--- Start LISTING ---

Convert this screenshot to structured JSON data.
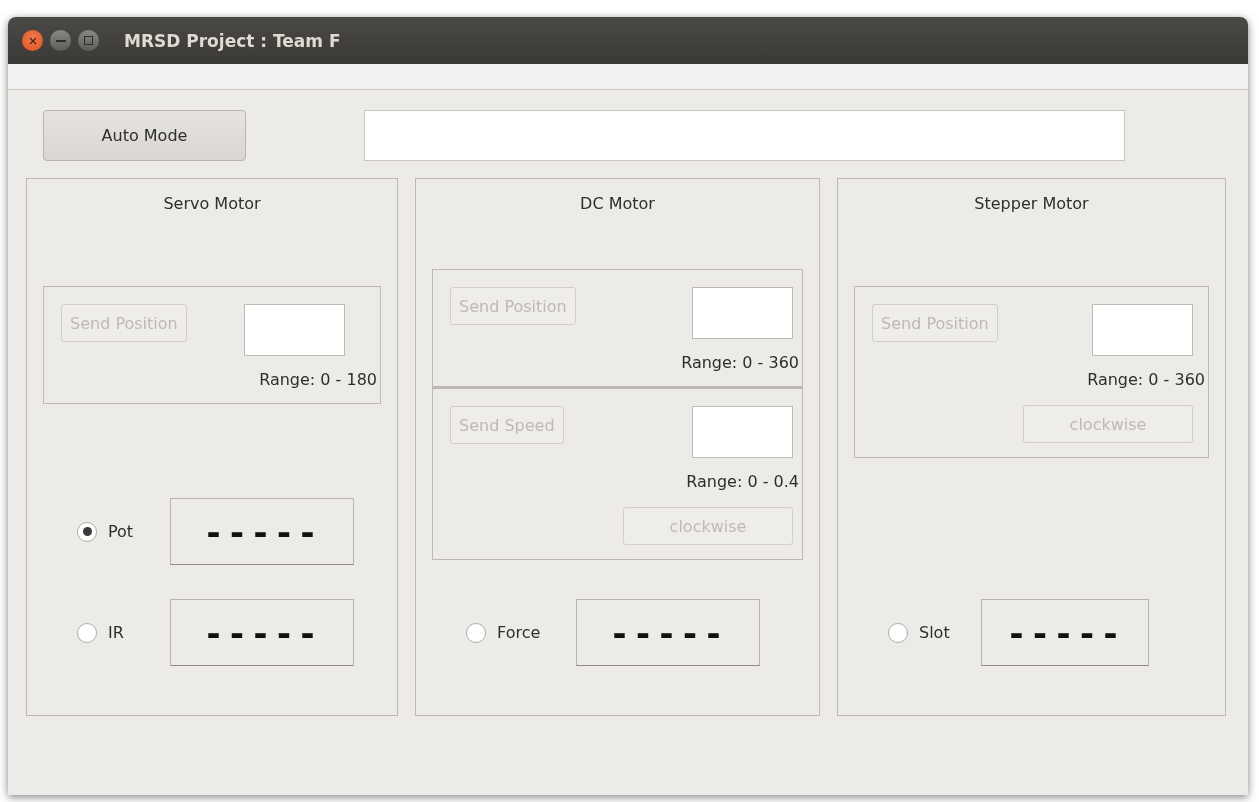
{
  "window": {
    "title": "MRSD Project : Team F"
  },
  "auto_mode_button": {
    "label": "Auto Mode"
  },
  "motors": [
    {
      "title": "Servo Motor",
      "panels": [
        {
          "rows": [
            {
              "kind": "send",
              "button": "Send Position",
              "disabled": true,
              "range": "Range: 0 - 180"
            }
          ]
        }
      ],
      "sensors": [
        {
          "label": "Pot",
          "selected": true,
          "reading": "-----"
        },
        {
          "label": "IR",
          "selected": false,
          "reading": "-----"
        }
      ]
    },
    {
      "title": "DC Motor",
      "panels": [
        {
          "rows": [
            {
              "kind": "send",
              "button": "Send Position",
              "disabled": true,
              "range": "Range: 0 - 360"
            }
          ]
        },
        {
          "rows": [
            {
              "kind": "send",
              "button": "Send Speed",
              "disabled": true,
              "range": "Range: 0 - 0.4"
            },
            {
              "kind": "direction",
              "button": "clockwise",
              "disabled": true
            }
          ]
        }
      ],
      "sensors": [
        {
          "label": "Force",
          "selected": false,
          "reading": "-----"
        }
      ]
    },
    {
      "title": "Stepper Motor",
      "panels": [
        {
          "rows": [
            {
              "kind": "send",
              "button": "Send Position",
              "disabled": true,
              "range": "Range: 0 - 360"
            },
            {
              "kind": "direction",
              "button": "clockwise",
              "disabled": true
            }
          ]
        }
      ],
      "sensors": [
        {
          "label": "Slot",
          "selected": false,
          "reading": "-----"
        }
      ]
    }
  ]
}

--- End LISTING ---

● **WORK INSTRUCTIONS**:
Return the records exactly. Don't carry the pictures over.

● **FINAL RESULT**:
Convert this screenshot to structured JSON data.
{
  "window": {
    "title": "MRSD Project : Team F"
  },
  "auto_mode_button": {
    "label": "Auto Mode"
  },
  "motors": [
    {
      "title": "Servo Motor",
      "panels": [
        {
          "rows": [
            {
              "kind": "send",
              "button": "Send Position",
              "disabled": true,
              "range": "Range: 0 - 180"
            }
          ]
        }
      ],
      "sensors": [
        {
          "label": "Pot",
          "selected": true,
          "reading": "-----"
        },
        {
          "label": "IR",
          "selected": false,
          "reading": "-----"
        }
      ]
    },
    {
      "title": "DC Motor",
      "panels": [
        {
          "rows": [
            {
              "kind": "send",
              "button": "Send Position",
              "disabled": true,
              "range": "Range: 0 - 360"
            }
          ]
        },
        {
          "rows": [
            {
              "kind": "send",
              "button": "Send Speed",
              "disabled": true,
              "range": "Range: 0 - 0.4"
            },
            {
              "kind": "direction",
              "button": "clockwise",
              "disabled": true
            }
          ]
        }
      ],
      "sensors": [
        {
          "label": "Force",
          "selected": false,
          "reading": "-----"
        }
      ]
    },
    {
      "title": "Stepper Motor",
      "panels": [
        {
          "rows": [
            {
              "kind": "send",
              "button": "Send Position",
              "disabled": true,
              "range": "Range: 0 - 360"
            },
            {
              "kind": "direction",
              "button": "clockwise",
              "disabled": true
            }
          ]
        }
      ],
      "sensors": [
        {
          "label": "Slot",
          "selected": false,
          "reading": "-----"
        }
      ]
    }
  ]
}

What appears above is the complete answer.